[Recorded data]
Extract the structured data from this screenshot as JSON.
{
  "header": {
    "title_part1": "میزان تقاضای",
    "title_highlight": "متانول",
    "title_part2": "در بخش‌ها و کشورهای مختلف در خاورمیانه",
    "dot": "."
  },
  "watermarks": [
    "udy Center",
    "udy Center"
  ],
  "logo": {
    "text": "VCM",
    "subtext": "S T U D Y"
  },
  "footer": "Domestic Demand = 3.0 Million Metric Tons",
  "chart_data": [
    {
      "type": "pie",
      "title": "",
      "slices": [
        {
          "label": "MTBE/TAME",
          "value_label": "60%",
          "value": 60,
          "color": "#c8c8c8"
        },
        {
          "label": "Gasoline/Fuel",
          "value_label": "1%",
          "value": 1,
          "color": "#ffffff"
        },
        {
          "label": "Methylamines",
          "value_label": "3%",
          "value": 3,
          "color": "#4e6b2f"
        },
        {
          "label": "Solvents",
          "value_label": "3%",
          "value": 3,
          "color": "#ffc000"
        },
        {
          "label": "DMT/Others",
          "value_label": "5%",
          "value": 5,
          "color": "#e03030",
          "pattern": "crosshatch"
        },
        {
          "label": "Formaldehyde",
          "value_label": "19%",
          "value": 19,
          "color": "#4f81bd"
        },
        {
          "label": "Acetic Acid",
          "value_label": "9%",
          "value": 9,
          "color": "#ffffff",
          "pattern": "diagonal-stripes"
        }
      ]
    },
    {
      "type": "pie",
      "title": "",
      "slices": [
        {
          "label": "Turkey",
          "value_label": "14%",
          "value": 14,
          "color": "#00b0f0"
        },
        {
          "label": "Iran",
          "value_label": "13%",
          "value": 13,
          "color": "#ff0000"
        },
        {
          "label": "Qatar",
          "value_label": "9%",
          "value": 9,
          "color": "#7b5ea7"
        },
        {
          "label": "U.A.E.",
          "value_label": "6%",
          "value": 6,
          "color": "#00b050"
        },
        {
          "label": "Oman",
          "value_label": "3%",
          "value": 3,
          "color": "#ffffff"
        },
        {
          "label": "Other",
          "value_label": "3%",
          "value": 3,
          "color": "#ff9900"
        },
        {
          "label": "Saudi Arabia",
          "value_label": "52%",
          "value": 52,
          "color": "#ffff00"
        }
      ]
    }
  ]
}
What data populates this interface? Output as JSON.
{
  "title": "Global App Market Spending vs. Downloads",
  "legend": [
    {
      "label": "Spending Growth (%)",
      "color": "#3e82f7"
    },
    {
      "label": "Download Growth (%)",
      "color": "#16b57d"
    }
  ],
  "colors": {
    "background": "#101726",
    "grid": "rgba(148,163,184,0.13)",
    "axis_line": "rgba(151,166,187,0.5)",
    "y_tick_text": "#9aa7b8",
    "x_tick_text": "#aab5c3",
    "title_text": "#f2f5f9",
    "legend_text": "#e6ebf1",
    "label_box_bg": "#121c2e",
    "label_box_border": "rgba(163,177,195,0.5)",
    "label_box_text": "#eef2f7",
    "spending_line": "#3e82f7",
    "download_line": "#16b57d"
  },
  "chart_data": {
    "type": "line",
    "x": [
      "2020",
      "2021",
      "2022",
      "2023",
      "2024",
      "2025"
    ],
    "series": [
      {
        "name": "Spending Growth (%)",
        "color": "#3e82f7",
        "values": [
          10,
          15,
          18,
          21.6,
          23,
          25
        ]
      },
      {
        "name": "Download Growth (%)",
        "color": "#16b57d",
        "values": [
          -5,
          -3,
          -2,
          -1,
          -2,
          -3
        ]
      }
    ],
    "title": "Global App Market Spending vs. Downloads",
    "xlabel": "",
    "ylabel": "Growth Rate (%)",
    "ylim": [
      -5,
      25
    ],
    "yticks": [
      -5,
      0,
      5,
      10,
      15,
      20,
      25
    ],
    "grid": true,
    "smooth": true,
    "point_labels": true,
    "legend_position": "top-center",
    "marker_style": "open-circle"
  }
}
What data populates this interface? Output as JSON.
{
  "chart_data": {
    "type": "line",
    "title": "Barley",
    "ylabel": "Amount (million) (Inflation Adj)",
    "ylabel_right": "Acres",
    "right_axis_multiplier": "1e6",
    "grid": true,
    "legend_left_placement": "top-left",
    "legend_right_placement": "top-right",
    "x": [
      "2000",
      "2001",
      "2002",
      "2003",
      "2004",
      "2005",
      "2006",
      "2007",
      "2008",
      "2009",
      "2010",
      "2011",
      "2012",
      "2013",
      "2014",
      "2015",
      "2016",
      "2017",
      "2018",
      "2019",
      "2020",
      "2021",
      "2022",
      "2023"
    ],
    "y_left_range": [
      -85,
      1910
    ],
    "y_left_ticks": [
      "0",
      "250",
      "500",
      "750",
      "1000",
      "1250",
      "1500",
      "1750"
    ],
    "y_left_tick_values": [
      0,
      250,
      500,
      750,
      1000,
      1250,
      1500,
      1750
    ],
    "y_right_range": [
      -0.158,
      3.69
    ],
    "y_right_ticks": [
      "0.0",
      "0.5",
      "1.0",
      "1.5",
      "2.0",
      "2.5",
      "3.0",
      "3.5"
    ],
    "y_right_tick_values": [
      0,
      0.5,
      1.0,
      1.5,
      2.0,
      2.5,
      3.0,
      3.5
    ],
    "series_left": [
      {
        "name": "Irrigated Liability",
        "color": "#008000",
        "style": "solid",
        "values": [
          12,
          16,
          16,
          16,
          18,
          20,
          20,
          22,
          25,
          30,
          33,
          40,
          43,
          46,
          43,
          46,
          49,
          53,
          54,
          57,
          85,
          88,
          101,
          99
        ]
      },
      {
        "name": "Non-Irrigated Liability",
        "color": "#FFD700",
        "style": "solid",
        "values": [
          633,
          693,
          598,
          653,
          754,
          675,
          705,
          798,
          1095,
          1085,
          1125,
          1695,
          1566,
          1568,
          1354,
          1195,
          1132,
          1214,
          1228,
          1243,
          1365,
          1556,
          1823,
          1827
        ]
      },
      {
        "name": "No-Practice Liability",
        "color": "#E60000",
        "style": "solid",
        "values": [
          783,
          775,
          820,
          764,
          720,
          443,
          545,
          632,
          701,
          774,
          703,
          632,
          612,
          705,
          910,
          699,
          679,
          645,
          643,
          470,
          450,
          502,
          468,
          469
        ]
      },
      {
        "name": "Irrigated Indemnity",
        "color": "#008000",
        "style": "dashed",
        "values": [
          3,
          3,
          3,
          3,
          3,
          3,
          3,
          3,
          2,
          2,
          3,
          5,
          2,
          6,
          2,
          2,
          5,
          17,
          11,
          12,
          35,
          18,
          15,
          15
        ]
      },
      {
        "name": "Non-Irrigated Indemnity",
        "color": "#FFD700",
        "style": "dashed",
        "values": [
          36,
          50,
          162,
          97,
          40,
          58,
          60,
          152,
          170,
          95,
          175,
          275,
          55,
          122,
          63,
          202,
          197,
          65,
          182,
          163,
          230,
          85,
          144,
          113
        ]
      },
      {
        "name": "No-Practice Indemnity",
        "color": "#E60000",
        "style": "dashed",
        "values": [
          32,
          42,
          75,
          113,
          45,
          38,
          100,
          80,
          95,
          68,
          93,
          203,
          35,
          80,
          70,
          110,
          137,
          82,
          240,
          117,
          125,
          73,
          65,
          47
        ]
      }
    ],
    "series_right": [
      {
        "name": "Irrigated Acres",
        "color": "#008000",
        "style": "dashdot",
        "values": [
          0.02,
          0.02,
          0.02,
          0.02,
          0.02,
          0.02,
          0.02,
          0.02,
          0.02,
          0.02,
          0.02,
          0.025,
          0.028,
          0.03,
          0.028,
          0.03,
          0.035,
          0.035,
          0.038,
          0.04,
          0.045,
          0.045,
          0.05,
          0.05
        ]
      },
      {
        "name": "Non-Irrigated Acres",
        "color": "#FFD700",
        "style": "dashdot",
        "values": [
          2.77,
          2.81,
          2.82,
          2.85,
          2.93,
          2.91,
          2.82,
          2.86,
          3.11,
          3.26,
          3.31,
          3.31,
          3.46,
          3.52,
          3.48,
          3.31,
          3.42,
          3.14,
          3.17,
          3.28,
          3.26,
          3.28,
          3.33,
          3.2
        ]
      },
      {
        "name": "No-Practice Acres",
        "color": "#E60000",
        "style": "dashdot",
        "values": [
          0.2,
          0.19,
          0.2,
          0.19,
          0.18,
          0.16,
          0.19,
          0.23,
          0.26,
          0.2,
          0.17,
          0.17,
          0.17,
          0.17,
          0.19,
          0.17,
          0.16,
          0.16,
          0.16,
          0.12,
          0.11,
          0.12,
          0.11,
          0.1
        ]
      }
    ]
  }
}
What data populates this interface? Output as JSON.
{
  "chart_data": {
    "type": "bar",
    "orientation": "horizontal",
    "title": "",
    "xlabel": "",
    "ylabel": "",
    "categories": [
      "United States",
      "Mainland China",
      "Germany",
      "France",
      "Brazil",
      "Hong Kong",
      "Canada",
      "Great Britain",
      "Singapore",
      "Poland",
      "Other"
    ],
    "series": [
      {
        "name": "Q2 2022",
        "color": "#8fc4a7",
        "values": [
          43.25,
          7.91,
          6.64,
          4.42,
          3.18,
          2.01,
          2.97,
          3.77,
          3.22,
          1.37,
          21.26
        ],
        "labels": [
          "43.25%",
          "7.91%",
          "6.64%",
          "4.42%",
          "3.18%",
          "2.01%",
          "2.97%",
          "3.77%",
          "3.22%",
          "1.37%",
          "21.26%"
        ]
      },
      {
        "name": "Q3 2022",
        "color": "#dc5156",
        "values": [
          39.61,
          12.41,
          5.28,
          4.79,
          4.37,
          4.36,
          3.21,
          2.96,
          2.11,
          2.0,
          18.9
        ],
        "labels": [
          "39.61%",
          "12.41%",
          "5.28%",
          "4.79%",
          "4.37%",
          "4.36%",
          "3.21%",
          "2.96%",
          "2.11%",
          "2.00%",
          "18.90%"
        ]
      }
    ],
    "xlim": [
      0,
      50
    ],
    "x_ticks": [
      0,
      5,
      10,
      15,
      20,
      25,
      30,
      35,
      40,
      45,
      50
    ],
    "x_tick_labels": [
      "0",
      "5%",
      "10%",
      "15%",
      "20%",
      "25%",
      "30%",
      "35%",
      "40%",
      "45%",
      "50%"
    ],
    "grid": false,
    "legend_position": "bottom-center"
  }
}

* Aim of the exercise *
Return each line where "Acres" shows up.

* The output *
    "ylabel_right": "Acres",
        "name": "Irrigated Acres",
        "name": "Non-Irrigated Acres",
        "name": "No-Practice Acres",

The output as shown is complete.